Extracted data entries
◆ ◆ ◆ ◆ ◆ ◆ ◆
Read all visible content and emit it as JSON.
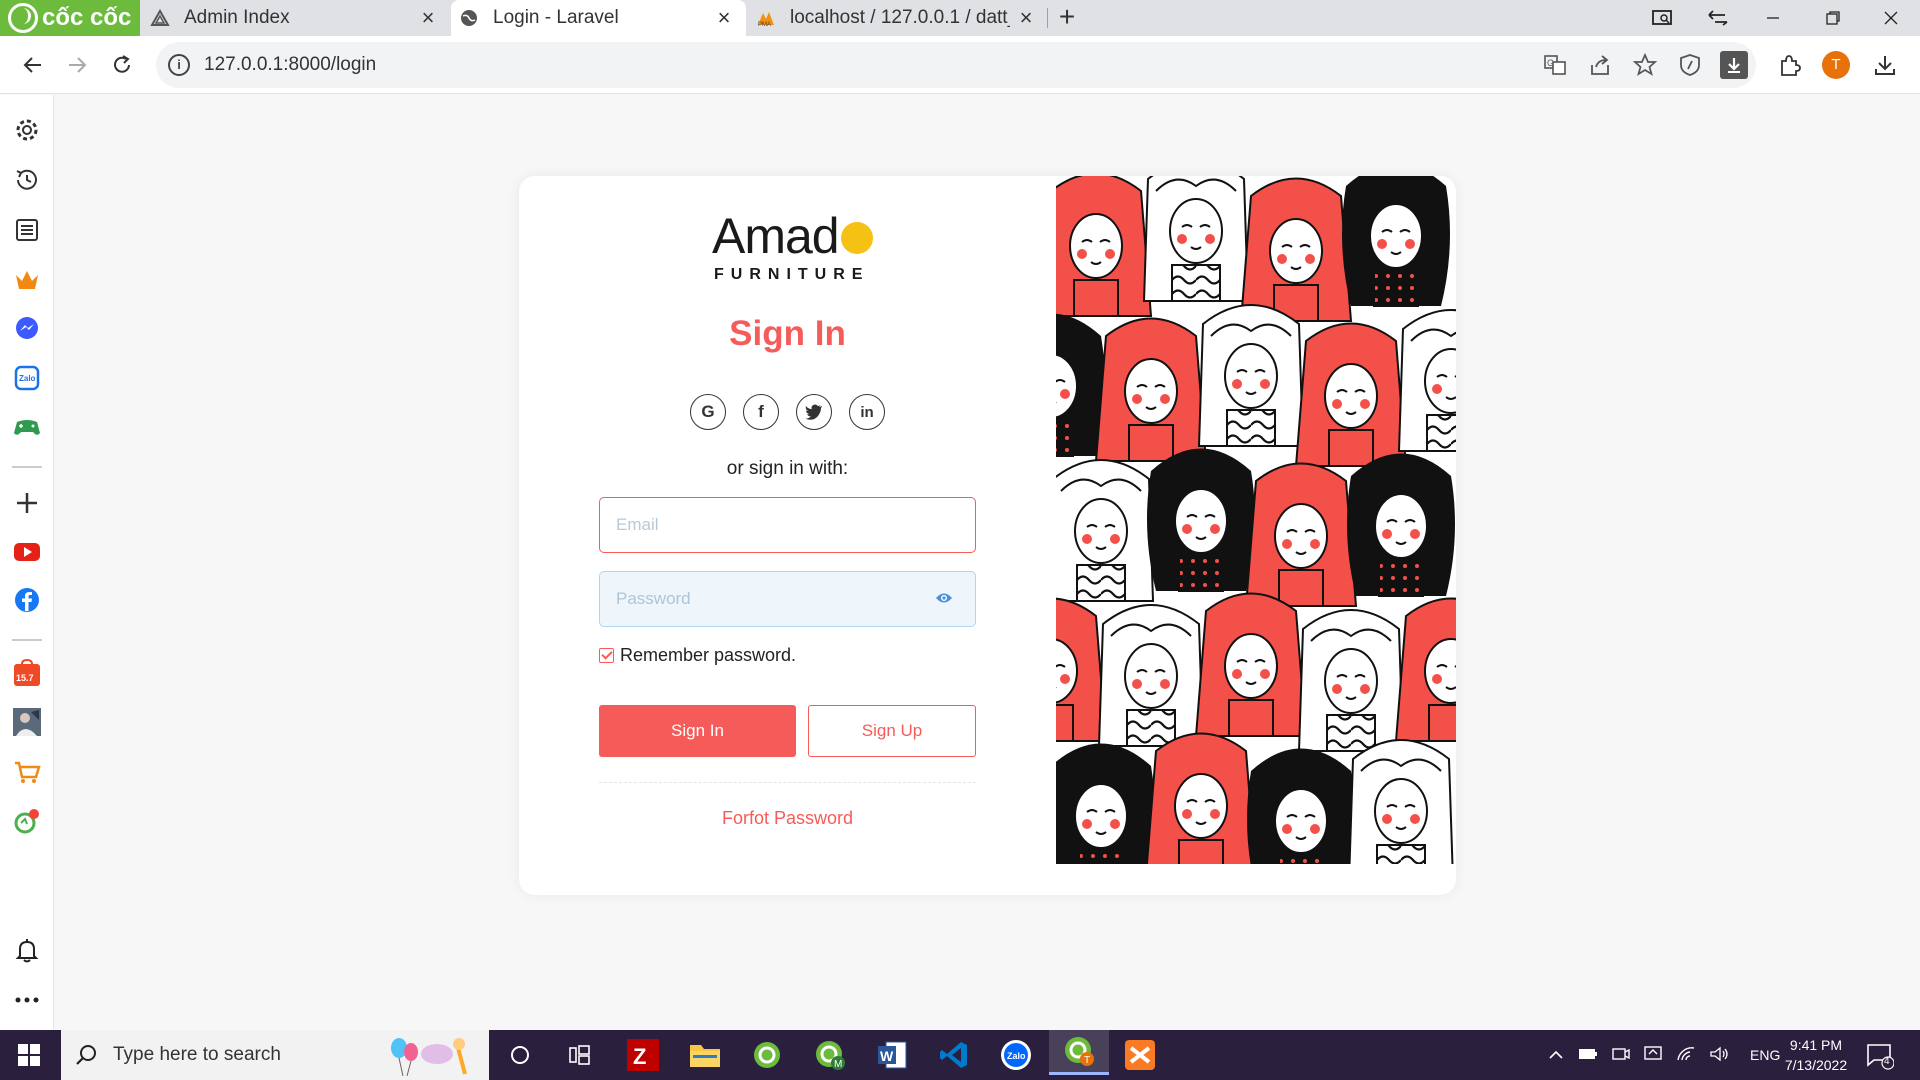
{
  "browser": {
    "brand": "cốc cốc",
    "tabs": [
      {
        "title": "Admin Index"
      },
      {
        "title": "Login - Laravel"
      },
      {
        "title": "localhost / 127.0.0.1 / datt_q"
      }
    ],
    "url": "127.0.0.1:8000/login"
  },
  "sidebar": {
    "items": [
      "gear-icon",
      "history-icon",
      "list-icon",
      "crown-icon",
      "messenger-icon",
      "zalo-icon",
      "gamepad-icon",
      "plus-icon",
      "youtube-icon",
      "facebook-icon",
      "shopping-badge-icon",
      "profile-photo-icon",
      "game-shop-icon",
      "coccoc-green-icon",
      "bell-icon",
      "more-icon"
    ],
    "shopping_badge": "15.7",
    "zalo_label": "Zalo"
  },
  "login": {
    "logo_word": "Amad",
    "logo_sub": "FURNITURE",
    "title": "Sign In",
    "social": [
      "G",
      "f",
      "twitter",
      "in"
    ],
    "or_text": "or sign in with:",
    "email_placeholder": "Email",
    "password_placeholder": "Password",
    "remember_label": "Remember password.",
    "signin_button": "Sign In",
    "signup_button": "Sign Up",
    "forgot_link": "Forfot Password"
  },
  "taskbar": {
    "search_placeholder": "Type here to search",
    "language": "ENG",
    "time": "9:41 PM",
    "date": "7/13/2022",
    "notification_count": "4"
  },
  "colors": {
    "accent": "#f55c59",
    "logo_dot": "#f5c113",
    "coccoc_green": "#6cbb3c",
    "taskbar": "#2a1f3d"
  }
}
◆ ◆ ◆ ◆ ◆ ◆ ◆
- THE PROBLEM
Transcribe the records above exactly, omitting every picture they contain.

- TASK SOLUTION
Read all visible content and emit it as JSON.
{
  "browser": {
    "brand": "cốc cốc",
    "tabs": [
      {
        "title": "Admin Index"
      },
      {
        "title": "Login - Laravel"
      },
      {
        "title": "localhost / 127.0.0.1 / datt_q"
      }
    ],
    "url": "127.0.0.1:8000/login"
  },
  "sidebar": {
    "items": [
      "gear-icon",
      "history-icon",
      "list-icon",
      "crown-icon",
      "messenger-icon",
      "zalo-icon",
      "gamepad-icon",
      "plus-icon",
      "youtube-icon",
      "facebook-icon",
      "shopping-badge-icon",
      "profile-photo-icon",
      "game-shop-icon",
      "coccoc-green-icon",
      "bell-icon",
      "more-icon"
    ],
    "shopping_badge": "15.7",
    "zalo_label": "Zalo"
  },
  "login": {
    "logo_word": "Amad",
    "logo_sub": "FURNITURE",
    "title": "Sign In",
    "social": [
      "G",
      "f",
      "twitter",
      "in"
    ],
    "or_text": "or sign in with:",
    "email_placeholder": "Email",
    "password_placeholder": "Password",
    "remember_label": "Remember password.",
    "signin_button": "Sign In",
    "signup_button": "Sign Up",
    "forgot_link": "Forfot Password"
  },
  "taskbar": {
    "search_placeholder": "Type here to search",
    "language": "ENG",
    "time": "9:41 PM",
    "date": "7/13/2022",
    "notification_count": "4"
  },
  "colors": {
    "accent": "#f55c59",
    "logo_dot": "#f5c113",
    "coccoc_green": "#6cbb3c",
    "taskbar": "#2a1f3d"
  }
}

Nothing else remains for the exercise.